(Tasks to complete):
(a) From the excerpt on heel-strike constraints, list every distinct phrase it uses to name one of the walker's feet.
(b) Put this sentence from the excerpt on heel-strike constraints into Spanish: "When we derived the heel-strike collision equations (see Appendix F), we assumed that the trailing foot leaves the ground at the instant the leading foot collides with the ground."
(c) Write the next part of the excerpt on heel-strike constraints, picking up after its last line.

(Excerpt provided):
══════════════════════════════

When we derived the heel-strike collision equations (see Appendix F), we assumed that the trailing foot leaves the ground at the instant the leading foot collides with the ground. We can ensure that this is true by introducing a constraint that the vertical component of the swing foot velocity at the beginning of the trajectory must be positive (foot lifting off the ground) and that it must be negative at the end of the trajectory (foot moving toward the ground). These constraints can be expressed as inequality constraints on the initial and final states, where \(\hat{\boldsymbol{n}}\) is the normal vector of the ground. In our case, \(\hat{\boldsymbol{n}} = \big [ \begin{smallmatrix} 0 \\ 1 \end{smallmatrix} \big ]\), because the ground is flat and level:
\begin{equation} 0 \, \lt \, \boldsymbol{\dot{P}}_5(0) \cdot \hat{\boldsymbol{n}}, \qquad \qquad 0 \, \gt \,\boldsymbol{\dot{P}}_5(T) \cdot \hat{\boldsymbol{n}}. \end{equation}
(7.4)

══════════════════════════════

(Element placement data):
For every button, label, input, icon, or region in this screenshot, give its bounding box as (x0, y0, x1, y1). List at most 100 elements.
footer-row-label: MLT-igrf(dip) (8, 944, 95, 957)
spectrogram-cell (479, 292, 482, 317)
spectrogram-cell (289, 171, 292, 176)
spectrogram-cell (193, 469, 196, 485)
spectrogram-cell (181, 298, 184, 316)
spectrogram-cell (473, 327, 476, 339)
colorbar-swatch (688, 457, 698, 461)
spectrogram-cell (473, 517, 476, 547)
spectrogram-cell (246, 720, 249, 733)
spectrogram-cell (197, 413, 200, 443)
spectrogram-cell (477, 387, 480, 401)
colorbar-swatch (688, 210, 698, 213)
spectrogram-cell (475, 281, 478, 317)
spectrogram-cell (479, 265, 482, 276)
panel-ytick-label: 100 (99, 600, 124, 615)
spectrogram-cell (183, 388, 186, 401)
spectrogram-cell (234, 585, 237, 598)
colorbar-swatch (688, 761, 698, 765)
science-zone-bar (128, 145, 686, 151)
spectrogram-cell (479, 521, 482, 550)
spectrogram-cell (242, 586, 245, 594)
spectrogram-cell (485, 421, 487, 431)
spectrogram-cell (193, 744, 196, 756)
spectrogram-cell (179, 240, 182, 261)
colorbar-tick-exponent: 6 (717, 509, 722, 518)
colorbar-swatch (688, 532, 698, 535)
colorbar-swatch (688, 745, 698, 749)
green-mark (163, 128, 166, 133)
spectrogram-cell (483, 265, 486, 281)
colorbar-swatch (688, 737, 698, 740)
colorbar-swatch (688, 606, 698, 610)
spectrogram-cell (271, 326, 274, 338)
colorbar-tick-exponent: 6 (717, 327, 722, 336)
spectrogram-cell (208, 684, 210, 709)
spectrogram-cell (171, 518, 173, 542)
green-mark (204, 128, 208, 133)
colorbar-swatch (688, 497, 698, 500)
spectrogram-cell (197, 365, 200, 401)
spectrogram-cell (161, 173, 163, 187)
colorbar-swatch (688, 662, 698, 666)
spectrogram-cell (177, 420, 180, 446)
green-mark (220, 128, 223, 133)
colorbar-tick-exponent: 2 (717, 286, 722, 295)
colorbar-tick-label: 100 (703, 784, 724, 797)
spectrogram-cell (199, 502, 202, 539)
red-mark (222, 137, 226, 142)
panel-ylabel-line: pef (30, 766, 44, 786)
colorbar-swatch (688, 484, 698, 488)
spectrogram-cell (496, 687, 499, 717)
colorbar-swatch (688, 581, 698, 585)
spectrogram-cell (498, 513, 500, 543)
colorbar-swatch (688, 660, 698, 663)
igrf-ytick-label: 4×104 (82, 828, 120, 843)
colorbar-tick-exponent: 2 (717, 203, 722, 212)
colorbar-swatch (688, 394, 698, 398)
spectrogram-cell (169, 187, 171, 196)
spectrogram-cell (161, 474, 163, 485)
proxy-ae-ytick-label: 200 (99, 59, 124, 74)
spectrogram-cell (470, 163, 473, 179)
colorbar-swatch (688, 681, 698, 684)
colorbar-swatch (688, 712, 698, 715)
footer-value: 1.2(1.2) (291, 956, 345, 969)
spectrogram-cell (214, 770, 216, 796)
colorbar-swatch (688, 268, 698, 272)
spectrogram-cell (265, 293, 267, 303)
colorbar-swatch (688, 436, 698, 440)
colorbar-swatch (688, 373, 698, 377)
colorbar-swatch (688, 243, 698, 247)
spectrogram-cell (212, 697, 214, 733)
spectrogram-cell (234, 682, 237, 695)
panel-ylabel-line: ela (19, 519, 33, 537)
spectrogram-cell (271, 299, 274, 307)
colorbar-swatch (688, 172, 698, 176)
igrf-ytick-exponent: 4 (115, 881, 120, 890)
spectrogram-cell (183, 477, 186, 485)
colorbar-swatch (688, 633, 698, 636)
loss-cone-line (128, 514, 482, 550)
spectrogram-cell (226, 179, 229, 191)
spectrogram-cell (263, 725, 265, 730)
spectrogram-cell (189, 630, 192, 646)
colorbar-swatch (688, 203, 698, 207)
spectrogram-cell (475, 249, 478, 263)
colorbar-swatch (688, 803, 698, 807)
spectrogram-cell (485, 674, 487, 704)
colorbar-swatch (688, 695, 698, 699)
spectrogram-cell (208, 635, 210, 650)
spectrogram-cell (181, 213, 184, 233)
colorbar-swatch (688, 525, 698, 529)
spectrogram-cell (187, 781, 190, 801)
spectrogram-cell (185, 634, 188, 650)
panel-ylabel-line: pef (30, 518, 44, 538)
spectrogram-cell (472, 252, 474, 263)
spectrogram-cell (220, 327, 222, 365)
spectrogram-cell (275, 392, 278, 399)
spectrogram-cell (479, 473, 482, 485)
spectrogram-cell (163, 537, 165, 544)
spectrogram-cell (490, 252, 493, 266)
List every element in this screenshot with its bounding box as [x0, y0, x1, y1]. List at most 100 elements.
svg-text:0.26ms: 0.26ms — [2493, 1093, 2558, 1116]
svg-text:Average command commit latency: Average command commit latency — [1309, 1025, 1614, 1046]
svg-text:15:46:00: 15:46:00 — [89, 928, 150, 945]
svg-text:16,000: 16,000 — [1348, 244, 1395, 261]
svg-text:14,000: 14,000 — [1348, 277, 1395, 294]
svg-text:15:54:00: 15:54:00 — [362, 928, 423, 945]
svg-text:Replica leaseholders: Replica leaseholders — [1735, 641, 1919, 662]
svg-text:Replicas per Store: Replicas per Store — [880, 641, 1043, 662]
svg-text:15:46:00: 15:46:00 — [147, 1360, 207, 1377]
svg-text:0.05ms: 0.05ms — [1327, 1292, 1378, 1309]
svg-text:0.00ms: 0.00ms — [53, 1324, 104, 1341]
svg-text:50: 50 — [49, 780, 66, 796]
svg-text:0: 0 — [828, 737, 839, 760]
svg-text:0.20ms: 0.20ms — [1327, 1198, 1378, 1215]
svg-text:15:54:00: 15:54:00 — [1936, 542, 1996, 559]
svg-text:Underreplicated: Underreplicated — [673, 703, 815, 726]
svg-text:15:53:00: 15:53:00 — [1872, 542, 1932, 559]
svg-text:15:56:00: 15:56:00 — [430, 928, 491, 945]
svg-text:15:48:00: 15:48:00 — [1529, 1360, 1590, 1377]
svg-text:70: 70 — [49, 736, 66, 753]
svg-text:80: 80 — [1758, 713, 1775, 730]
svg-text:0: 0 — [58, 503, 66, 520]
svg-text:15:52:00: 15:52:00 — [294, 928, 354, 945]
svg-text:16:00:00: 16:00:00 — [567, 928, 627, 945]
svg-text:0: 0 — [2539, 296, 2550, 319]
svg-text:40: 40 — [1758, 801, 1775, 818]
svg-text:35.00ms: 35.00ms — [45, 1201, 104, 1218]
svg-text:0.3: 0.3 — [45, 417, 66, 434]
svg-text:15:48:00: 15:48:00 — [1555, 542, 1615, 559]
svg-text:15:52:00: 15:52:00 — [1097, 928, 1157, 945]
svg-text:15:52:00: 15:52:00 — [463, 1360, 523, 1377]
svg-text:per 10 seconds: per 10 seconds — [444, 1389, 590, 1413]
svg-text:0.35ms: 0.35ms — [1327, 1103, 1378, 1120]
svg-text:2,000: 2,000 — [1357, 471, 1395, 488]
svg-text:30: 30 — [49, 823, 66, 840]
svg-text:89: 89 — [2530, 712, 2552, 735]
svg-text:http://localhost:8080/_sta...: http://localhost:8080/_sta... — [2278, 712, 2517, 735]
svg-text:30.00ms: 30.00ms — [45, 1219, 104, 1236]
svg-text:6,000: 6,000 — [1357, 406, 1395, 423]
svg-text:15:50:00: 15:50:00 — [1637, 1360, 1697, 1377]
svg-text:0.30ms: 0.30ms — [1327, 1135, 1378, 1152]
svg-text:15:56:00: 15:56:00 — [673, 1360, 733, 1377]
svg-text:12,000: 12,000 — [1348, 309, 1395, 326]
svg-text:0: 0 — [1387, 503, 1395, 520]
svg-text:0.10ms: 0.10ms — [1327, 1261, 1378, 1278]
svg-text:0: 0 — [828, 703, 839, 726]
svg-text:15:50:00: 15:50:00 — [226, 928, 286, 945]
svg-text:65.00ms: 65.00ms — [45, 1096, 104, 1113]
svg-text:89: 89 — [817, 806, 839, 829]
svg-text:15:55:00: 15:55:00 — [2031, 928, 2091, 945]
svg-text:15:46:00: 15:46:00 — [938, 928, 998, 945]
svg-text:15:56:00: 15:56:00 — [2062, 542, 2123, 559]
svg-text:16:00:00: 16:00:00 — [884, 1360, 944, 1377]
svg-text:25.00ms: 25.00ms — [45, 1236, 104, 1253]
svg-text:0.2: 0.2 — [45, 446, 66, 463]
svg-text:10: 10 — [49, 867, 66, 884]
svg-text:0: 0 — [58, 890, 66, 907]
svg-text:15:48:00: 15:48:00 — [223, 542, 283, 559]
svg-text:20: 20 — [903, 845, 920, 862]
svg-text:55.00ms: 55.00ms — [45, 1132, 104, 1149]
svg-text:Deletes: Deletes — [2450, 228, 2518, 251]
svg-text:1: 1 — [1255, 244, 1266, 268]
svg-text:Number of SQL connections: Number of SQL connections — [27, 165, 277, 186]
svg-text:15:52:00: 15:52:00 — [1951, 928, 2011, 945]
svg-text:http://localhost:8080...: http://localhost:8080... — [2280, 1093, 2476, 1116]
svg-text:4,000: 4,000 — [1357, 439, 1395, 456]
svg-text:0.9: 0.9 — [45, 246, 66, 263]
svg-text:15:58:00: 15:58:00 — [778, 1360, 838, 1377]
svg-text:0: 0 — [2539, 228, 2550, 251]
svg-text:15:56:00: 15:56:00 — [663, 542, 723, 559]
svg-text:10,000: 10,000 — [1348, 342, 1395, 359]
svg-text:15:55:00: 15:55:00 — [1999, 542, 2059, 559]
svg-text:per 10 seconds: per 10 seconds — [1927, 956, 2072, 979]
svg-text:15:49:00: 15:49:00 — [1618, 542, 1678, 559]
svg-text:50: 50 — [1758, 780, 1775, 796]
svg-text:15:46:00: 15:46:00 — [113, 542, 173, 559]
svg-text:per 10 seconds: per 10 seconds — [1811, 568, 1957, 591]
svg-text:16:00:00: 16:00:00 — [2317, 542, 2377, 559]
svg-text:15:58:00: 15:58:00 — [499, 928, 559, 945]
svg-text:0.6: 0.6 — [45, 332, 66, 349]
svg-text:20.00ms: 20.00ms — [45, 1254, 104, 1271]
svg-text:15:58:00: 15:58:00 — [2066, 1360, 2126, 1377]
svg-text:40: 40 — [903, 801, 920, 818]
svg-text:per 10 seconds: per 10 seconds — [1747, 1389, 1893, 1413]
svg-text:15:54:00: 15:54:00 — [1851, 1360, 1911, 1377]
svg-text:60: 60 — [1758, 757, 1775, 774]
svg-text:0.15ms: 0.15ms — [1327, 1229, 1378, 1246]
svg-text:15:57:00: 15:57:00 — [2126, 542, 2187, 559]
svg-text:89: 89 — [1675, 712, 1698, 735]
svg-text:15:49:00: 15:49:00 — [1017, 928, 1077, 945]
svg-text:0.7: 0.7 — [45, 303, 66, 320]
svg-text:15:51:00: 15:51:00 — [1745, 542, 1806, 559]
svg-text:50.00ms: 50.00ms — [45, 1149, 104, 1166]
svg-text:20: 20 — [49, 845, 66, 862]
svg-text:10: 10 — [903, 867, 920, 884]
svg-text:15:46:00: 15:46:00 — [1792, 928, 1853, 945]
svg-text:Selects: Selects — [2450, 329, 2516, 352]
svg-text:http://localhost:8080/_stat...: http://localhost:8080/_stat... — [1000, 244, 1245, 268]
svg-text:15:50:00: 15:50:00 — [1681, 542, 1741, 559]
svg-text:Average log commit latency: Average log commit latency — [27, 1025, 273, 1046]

══════════════════════════════

(Answers provided):
(a) trailing foot, leading foot, swing foot

(b) Cuando derivamos las ecuaciones de colisión del golpe de talón (ver Apéndice F), supusimos que el pie trasero se separa del suelo en el instante en que el pie delantero choca con el suelo.

(c)
Next we have a constraint to keep the swing foot above the ground at all times, shown below. Interestingly, the optimal solution for the minimum torque-squared walking gait keeps the foot above the ground (at least for our chosen set of parameters), so this constraint is unnecessary:
\begin{equation} 0 \, \lt \, \boldsymbol{P}_5(t) \cdot \hat{\boldsymbol{n}} \qquad \forall t \in (0,T). \end{equation}
(7.5)
In some cases, it might be desirable to achieve some ground clearance for the swing foot, or to work with some nonflat ground profile. There are a few ways to do this. The easiest is to require that the swing foot remain above some continuous function \(y(t)\) of time. A slightly more complicated version is to prescribe some continuous function \(y(x)\) that the swing foot must remain above, such as a simple quadratic or cubic polynomial. In both cases, it is critical that the constraint is consistent with the boundary conditions and that the implementation is smooth, to avoid over constraining the problem. Both methods are shown below, where \(\hat{\boldsymbol{i}} = \big [ \begin{smallmatrix} 1 \\ 0 \end{smallmatrix} \big ]\) and \(\hat{\boldsymbol{j}} = \big [ \begin{smallmatrix} 0 \\ 1 \end{smallmatrix} \big ]\):
\begin{align} y(t) \, &\lt \, \boldsymbol{P}_5(t) \cdot \hat{\boldsymbol{n}} \qquad \forall t \in (0,T), \quad &{\textbf{foot clearance (time-based),}} \end{align}
(7.6)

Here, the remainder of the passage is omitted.